**Task to complete**:
Carry none of the pictures over; set down the material below exactly.

··· Data rows

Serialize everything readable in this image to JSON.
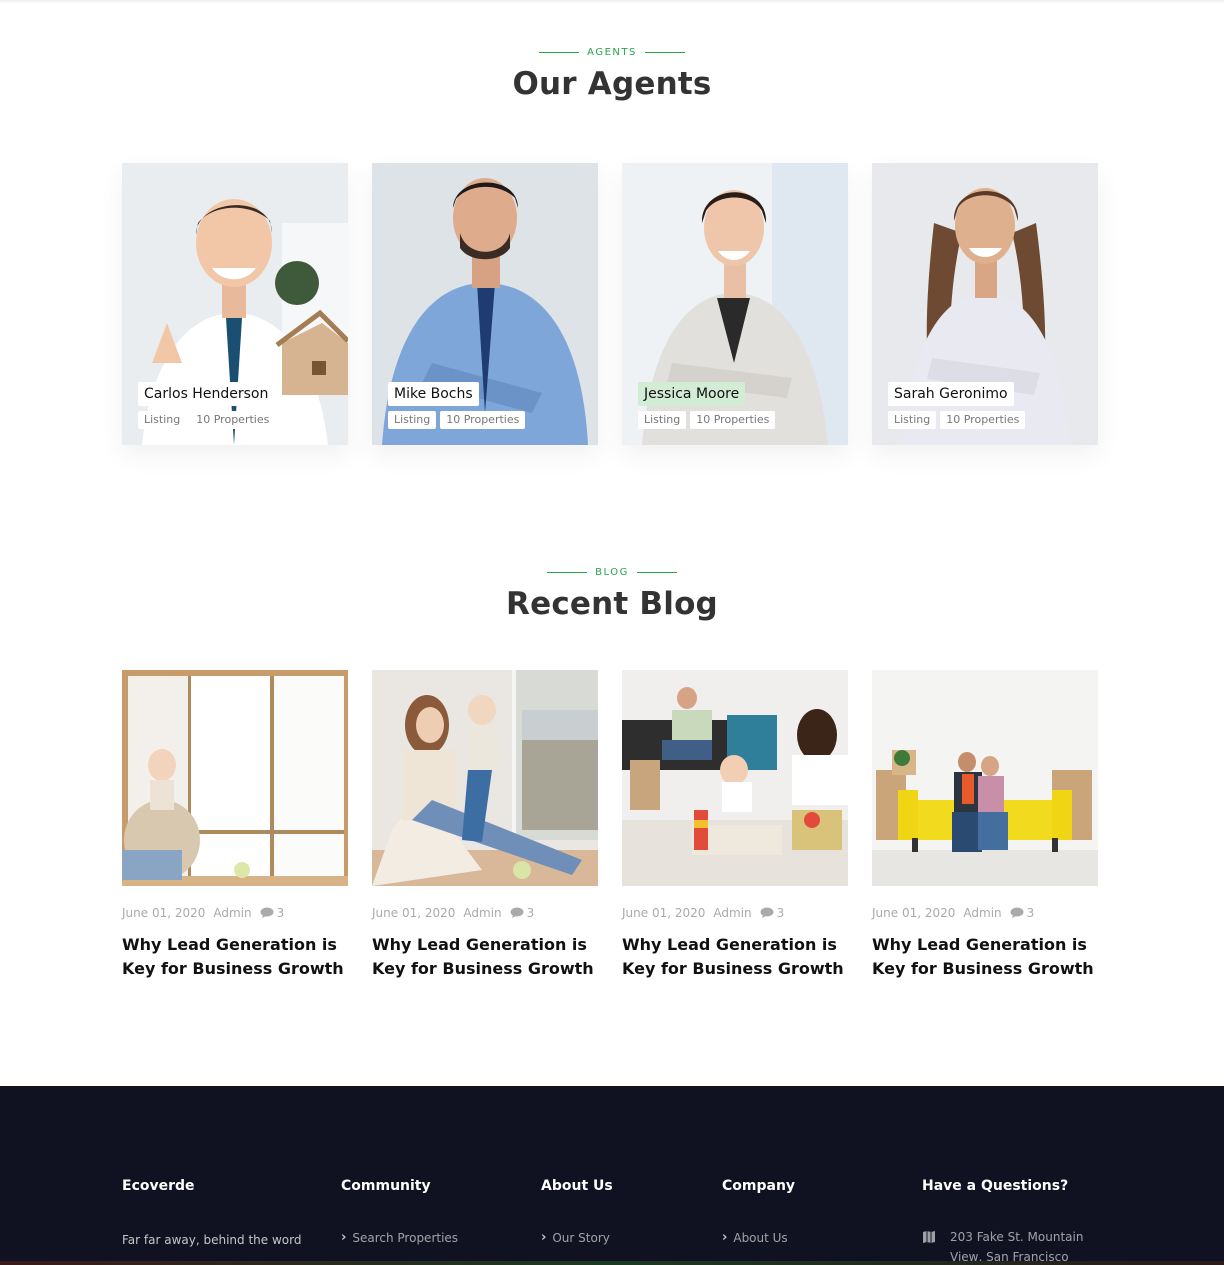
{
  "agents_section": {
    "eyebrow": "AGENTS",
    "title": "Our Agents"
  },
  "agents": [
    {
      "name": "Carlos Henderson",
      "tag1": "Listing",
      "tag2": "10 Properties",
      "highlight": false
    },
    {
      "name": "Mike Bochs",
      "tag1": "Listing",
      "tag2": "10 Properties",
      "highlight": false
    },
    {
      "name": "Jessica Moore",
      "tag1": "Listing",
      "tag2": "10 Properties",
      "highlight": true
    },
    {
      "name": "Sarah Geronimo",
      "tag1": "Listing",
      "tag2": "10 Properties",
      "highlight": false
    }
  ],
  "blog_section": {
    "eyebrow": "BLOG",
    "title": "Recent Blog"
  },
  "blogs": [
    {
      "date": "June 01, 2020",
      "author": "Admin",
      "comments": "3",
      "title": "Why Lead Generation is Key for Business Growth"
    },
    {
      "date": "June 01, 2020",
      "author": "Admin",
      "comments": "3",
      "title": "Why Lead Generation is Key for Business Growth"
    },
    {
      "date": "June 01, 2020",
      "author": "Admin",
      "comments": "3",
      "title": "Why Lead Generation is Key for Business Growth"
    },
    {
      "date": "June 01, 2020",
      "author": "Admin",
      "comments": "3",
      "title": "Why Lead Generation is Key for Business Growth"
    }
  ],
  "footer": {
    "brand": {
      "title": "Ecoverde",
      "text": "Far far away, behind the word"
    },
    "community": {
      "title": "Community",
      "link1": "Search Properties"
    },
    "about": {
      "title": "About Us",
      "link1": "Our Story"
    },
    "company": {
      "title": "Company",
      "link1": "About Us"
    },
    "contact": {
      "title": "Have a Questions?",
      "address": "203 Fake St. Mountain View, San Francisco"
    }
  },
  "colors": {
    "accent": "#2aa24a",
    "footer_bg": "#111221",
    "highlight": "#d3ecd6"
  },
  "icons": [
    "comment-icon",
    "chevron-right-icon",
    "map-icon"
  ]
}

······

**Task solution**:
Serialize everything readable in this image to JSON.
{
  "agents_section": {
    "eyebrow": "AGENTS",
    "title": "Our Agents"
  },
  "agents": [
    {
      "name": "Carlos Henderson",
      "tag1": "Listing",
      "tag2": "10 Properties",
      "highlight": false
    },
    {
      "name": "Mike Bochs",
      "tag1": "Listing",
      "tag2": "10 Properties",
      "highlight": false
    },
    {
      "name": "Jessica Moore",
      "tag1": "Listing",
      "tag2": "10 Properties",
      "highlight": true
    },
    {
      "name": "Sarah Geronimo",
      "tag1": "Listing",
      "tag2": "10 Properties",
      "highlight": false
    }
  ],
  "blog_section": {
    "eyebrow": "BLOG",
    "title": "Recent Blog"
  },
  "blogs": [
    {
      "date": "June 01, 2020",
      "author": "Admin",
      "comments": "3",
      "title": "Why Lead Generation is Key for Business Growth"
    },
    {
      "date": "June 01, 2020",
      "author": "Admin",
      "comments": "3",
      "title": "Why Lead Generation is Key for Business Growth"
    },
    {
      "date": "June 01, 2020",
      "author": "Admin",
      "comments": "3",
      "title": "Why Lead Generation is Key for Business Growth"
    },
    {
      "date": "June 01, 2020",
      "author": "Admin",
      "comments": "3",
      "title": "Why Lead Generation is Key for Business Growth"
    }
  ],
  "footer": {
    "brand": {
      "title": "Ecoverde",
      "text": "Far far away, behind the word"
    },
    "community": {
      "title": "Community",
      "link1": "Search Properties"
    },
    "about": {
      "title": "About Us",
      "link1": "Our Story"
    },
    "company": {
      "title": "Company",
      "link1": "About Us"
    },
    "contact": {
      "title": "Have a Questions?",
      "address": "203 Fake St. Mountain View, San Francisco"
    }
  },
  "colors": {
    "accent": "#2aa24a",
    "footer_bg": "#111221",
    "highlight": "#d3ecd6"
  },
  "icons": [
    "comment-icon",
    "chevron-right-icon",
    "map-icon"
  ]
}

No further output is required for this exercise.